* _Supplied records_:
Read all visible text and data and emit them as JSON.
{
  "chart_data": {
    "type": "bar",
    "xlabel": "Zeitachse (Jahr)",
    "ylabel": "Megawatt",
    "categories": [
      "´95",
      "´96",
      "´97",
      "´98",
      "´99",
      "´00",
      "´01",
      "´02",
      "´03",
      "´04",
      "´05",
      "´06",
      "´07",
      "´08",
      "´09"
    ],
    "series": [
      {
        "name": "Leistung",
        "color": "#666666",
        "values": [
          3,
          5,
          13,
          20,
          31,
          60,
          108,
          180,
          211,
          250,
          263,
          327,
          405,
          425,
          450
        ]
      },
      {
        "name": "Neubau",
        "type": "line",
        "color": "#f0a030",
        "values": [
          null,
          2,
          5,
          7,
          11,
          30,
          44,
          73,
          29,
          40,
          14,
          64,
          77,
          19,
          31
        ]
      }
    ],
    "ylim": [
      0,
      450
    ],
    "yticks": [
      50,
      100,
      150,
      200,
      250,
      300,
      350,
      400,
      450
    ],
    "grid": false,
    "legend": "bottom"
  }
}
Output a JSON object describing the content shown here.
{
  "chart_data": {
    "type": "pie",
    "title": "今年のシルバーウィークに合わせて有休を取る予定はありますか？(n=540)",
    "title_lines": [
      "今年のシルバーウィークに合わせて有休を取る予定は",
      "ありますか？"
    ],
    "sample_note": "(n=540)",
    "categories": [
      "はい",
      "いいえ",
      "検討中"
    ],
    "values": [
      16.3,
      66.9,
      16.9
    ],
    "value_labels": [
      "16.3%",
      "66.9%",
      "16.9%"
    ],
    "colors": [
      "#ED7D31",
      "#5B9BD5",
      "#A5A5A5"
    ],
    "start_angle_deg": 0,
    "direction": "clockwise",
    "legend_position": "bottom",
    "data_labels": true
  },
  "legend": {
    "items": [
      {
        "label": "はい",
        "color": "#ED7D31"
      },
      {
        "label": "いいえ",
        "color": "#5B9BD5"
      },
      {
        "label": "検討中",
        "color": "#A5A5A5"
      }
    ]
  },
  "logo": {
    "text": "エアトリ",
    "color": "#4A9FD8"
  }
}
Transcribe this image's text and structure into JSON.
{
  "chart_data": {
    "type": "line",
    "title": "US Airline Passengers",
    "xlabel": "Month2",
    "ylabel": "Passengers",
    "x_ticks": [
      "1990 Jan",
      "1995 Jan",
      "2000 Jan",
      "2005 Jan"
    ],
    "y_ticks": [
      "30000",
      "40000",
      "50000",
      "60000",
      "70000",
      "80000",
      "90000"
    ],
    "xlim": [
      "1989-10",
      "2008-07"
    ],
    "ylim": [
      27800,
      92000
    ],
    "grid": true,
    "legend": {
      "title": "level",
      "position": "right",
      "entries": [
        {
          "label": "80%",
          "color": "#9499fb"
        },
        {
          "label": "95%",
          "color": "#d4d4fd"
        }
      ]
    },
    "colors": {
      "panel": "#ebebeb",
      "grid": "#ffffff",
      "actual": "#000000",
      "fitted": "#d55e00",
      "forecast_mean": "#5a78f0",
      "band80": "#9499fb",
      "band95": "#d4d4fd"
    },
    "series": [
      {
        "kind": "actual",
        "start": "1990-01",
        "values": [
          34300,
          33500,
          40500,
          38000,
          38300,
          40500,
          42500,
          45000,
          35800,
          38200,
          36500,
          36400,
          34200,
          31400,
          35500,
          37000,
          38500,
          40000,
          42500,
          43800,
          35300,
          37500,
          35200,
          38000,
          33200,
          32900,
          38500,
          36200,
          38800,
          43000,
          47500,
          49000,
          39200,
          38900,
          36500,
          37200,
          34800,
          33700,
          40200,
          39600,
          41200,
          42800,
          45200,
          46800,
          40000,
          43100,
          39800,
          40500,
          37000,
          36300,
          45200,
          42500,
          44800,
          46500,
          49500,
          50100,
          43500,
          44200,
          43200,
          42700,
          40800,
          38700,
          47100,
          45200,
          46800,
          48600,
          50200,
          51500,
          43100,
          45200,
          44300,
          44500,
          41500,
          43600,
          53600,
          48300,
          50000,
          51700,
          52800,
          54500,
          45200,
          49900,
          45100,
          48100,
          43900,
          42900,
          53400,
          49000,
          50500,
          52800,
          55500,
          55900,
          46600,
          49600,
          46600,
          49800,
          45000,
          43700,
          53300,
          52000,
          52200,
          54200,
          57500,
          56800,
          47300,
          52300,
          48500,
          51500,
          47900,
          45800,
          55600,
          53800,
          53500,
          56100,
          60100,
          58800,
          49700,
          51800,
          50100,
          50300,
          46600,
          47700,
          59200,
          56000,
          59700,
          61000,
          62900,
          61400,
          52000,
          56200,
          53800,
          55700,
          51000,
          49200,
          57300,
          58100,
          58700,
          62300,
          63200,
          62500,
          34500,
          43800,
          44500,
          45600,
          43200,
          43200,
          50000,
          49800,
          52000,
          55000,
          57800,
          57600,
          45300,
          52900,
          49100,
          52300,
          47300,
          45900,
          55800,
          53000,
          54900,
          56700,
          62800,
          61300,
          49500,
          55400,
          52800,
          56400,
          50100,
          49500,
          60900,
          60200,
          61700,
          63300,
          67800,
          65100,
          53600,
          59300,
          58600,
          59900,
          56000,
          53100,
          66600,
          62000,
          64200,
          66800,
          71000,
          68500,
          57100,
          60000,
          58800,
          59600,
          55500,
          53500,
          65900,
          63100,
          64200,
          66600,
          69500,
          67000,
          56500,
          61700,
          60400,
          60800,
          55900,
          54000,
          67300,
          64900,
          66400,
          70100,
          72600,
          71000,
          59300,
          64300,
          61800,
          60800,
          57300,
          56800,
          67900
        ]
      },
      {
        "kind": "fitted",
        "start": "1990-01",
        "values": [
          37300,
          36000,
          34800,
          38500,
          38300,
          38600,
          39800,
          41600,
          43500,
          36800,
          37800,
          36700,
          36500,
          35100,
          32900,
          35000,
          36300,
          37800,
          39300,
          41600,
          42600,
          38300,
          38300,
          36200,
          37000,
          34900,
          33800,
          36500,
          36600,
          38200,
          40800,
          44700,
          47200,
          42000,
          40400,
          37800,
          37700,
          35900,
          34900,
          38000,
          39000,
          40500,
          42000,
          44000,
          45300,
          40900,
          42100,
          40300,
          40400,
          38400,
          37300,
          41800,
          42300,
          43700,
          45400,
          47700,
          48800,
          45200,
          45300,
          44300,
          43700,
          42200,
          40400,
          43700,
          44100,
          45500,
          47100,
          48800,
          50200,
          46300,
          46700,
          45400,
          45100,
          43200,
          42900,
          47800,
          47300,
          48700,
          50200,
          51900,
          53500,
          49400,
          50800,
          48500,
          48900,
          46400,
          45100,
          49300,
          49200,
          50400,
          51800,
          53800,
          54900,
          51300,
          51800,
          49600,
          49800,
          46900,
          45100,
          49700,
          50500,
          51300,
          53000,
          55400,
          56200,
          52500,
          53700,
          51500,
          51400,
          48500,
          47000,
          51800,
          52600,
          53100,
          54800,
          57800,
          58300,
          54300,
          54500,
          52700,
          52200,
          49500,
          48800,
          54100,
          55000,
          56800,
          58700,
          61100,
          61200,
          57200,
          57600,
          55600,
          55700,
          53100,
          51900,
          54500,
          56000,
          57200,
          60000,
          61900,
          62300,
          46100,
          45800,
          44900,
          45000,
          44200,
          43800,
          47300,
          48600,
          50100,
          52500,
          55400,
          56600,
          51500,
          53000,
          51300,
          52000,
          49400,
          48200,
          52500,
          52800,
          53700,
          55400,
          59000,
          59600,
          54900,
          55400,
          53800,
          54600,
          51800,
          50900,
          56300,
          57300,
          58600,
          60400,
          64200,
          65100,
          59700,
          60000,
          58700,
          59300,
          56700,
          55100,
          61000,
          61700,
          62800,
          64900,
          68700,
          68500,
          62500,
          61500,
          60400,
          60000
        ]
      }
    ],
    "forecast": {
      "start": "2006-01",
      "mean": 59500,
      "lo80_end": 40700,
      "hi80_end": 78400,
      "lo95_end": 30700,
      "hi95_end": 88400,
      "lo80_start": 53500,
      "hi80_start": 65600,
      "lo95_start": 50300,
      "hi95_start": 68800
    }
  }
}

* _Problem to solve_: Search the records for the string "text" and return every line in which it occurs.

* _Solution to this exercise_:
Read all visible text and data and emit them as JSON.
    "text": "エアトリ",
Transcribe this image's text and structure into JSON.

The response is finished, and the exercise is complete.